## Start Given records

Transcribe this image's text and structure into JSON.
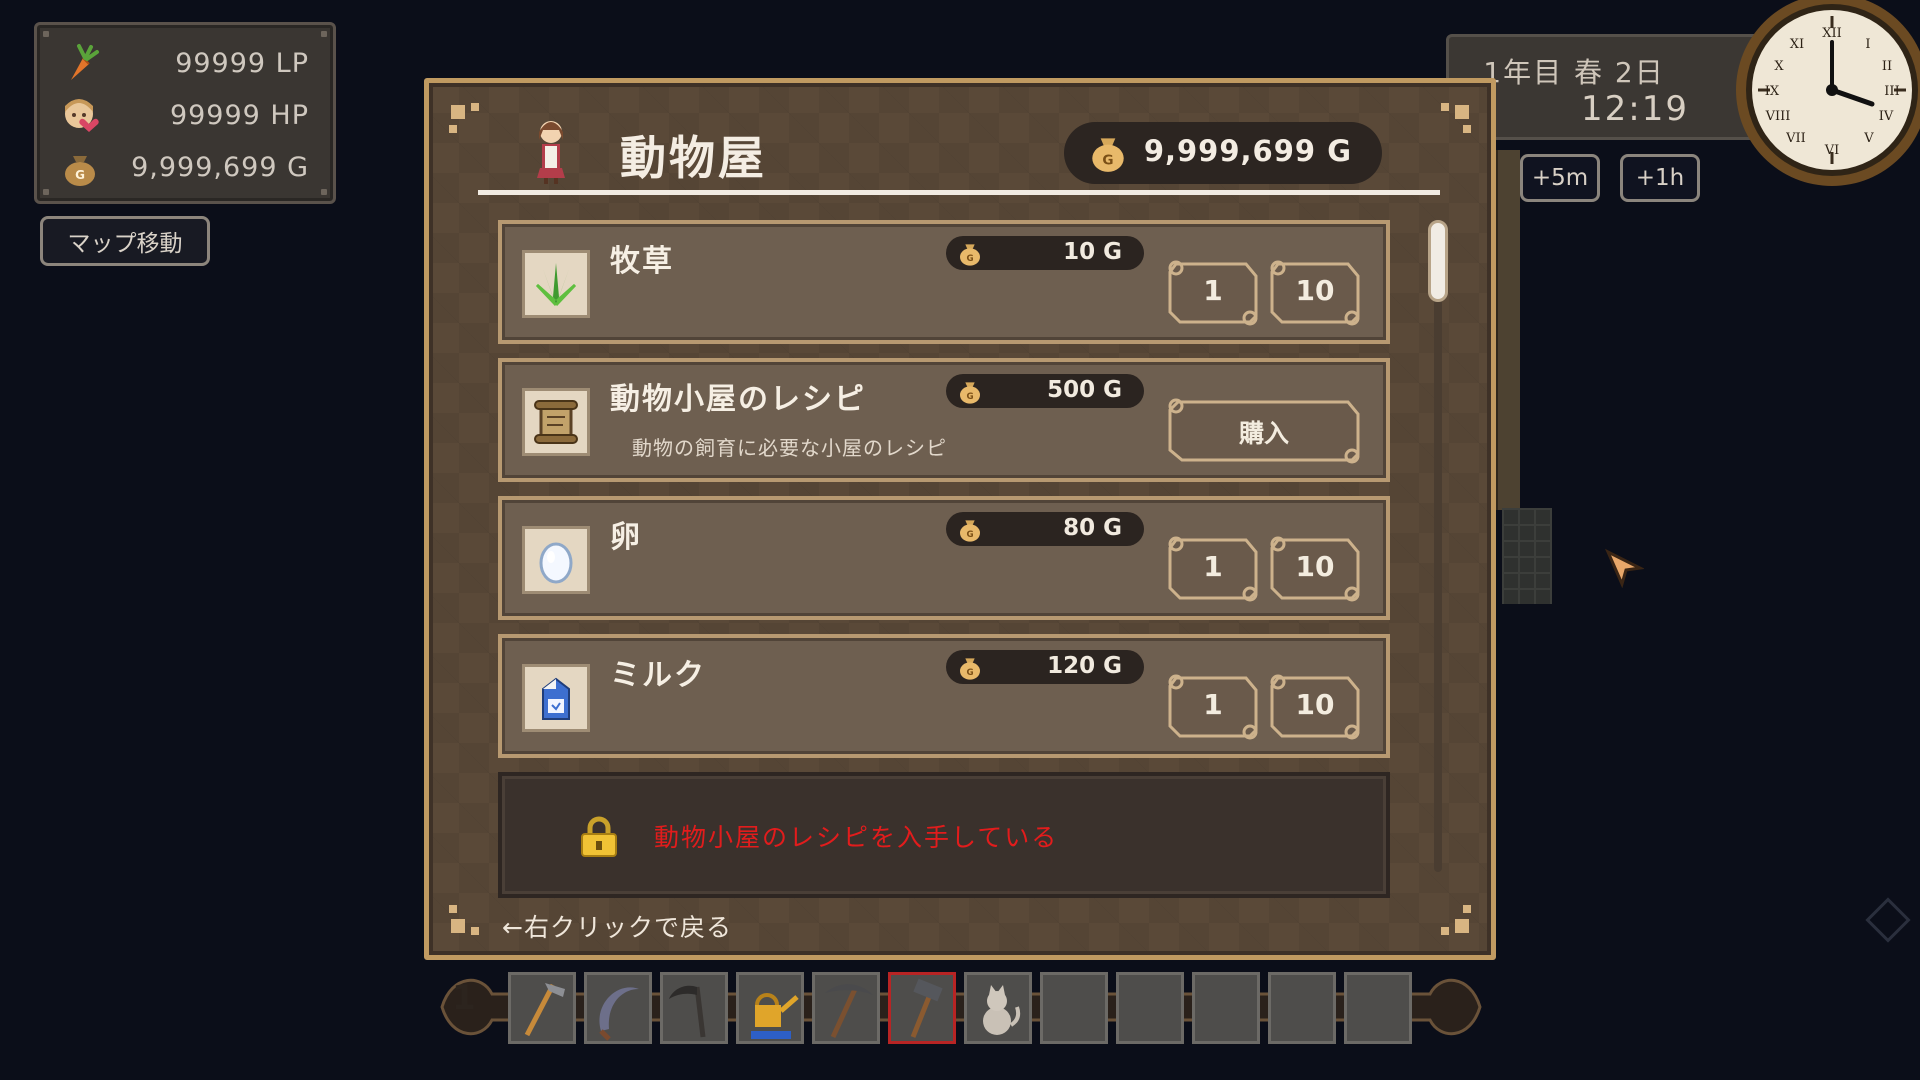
{
  "status": {
    "lp": "99999 LP",
    "hp": "99999 HP",
    "gold": "9,999,699 G",
    "icons": [
      "carrot-icon",
      "face-heart-icon",
      "gold-bag-icon"
    ]
  },
  "map_button": "マップ移動",
  "datetime": {
    "date": "1年目 春 2日",
    "time": "12:19",
    "plus5m": "+5m",
    "plus1h": "+1h"
  },
  "shop": {
    "title": "動物屋",
    "money": "9,999,699 G",
    "items": [
      {
        "name": "牧草",
        "price": "10 G",
        "icon": "grass-icon",
        "qty": [
          "1",
          "10"
        ]
      },
      {
        "name": "動物小屋のレシピ",
        "price": "500 G",
        "icon": "scroll-icon",
        "desc": "動物の飼育に必要な小屋のレシピ",
        "buy": "購入"
      },
      {
        "name": "卵",
        "price": "80 G",
        "icon": "egg-icon",
        "qty": [
          "1",
          "10"
        ]
      },
      {
        "name": "ミルク",
        "price": "120 G",
        "icon": "milk-carton-icon",
        "qty": [
          "1",
          "10"
        ]
      }
    ],
    "locked_message": "動物小屋のレシピを入手している",
    "back_hint": "←右クリックで戻る"
  },
  "hotbar": {
    "page": "1",
    "slots": [
      "hoe-icon",
      "sickle-icon",
      "scythe-icon",
      "watering-can-icon",
      "pickaxe-icon",
      "hammer-icon",
      "cat-icon",
      "",
      "",
      "",
      "",
      ""
    ],
    "selected_index": 5
  },
  "colors": {
    "accent_red": "#e21c1c",
    "panel_border": "#c09a61"
  }
}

## End Given records

**Description of the task**.
Transcribe the listing in full and omit the pictures.

**Finished task**.
Transcribe this image's text and structure into JSON.
{
  "status": {
    "lp": "99999 LP",
    "hp": "99999 HP",
    "gold": "9,999,699 G",
    "icons": [
      "carrot-icon",
      "face-heart-icon",
      "gold-bag-icon"
    ]
  },
  "map_button": "マップ移動",
  "datetime": {
    "date": "1年目 春 2日",
    "time": "12:19",
    "plus5m": "+5m",
    "plus1h": "+1h"
  },
  "shop": {
    "title": "動物屋",
    "money": "9,999,699 G",
    "items": [
      {
        "name": "牧草",
        "price": "10 G",
        "icon": "grass-icon",
        "qty": [
          "1",
          "10"
        ]
      },
      {
        "name": "動物小屋のレシピ",
        "price": "500 G",
        "icon": "scroll-icon",
        "desc": "動物の飼育に必要な小屋のレシピ",
        "buy": "購入"
      },
      {
        "name": "卵",
        "price": "80 G",
        "icon": "egg-icon",
        "qty": [
          "1",
          "10"
        ]
      },
      {
        "name": "ミルク",
        "price": "120 G",
        "icon": "milk-carton-icon",
        "qty": [
          "1",
          "10"
        ]
      }
    ],
    "locked_message": "動物小屋のレシピを入手している",
    "back_hint": "←右クリックで戻る"
  },
  "hotbar": {
    "page": "1",
    "slots": [
      "hoe-icon",
      "sickle-icon",
      "scythe-icon",
      "watering-can-icon",
      "pickaxe-icon",
      "hammer-icon",
      "cat-icon",
      "",
      "",
      "",
      "",
      ""
    ],
    "selected_index": 5
  },
  "colors": {
    "accent_red": "#e21c1c",
    "panel_border": "#c09a61"
  }
}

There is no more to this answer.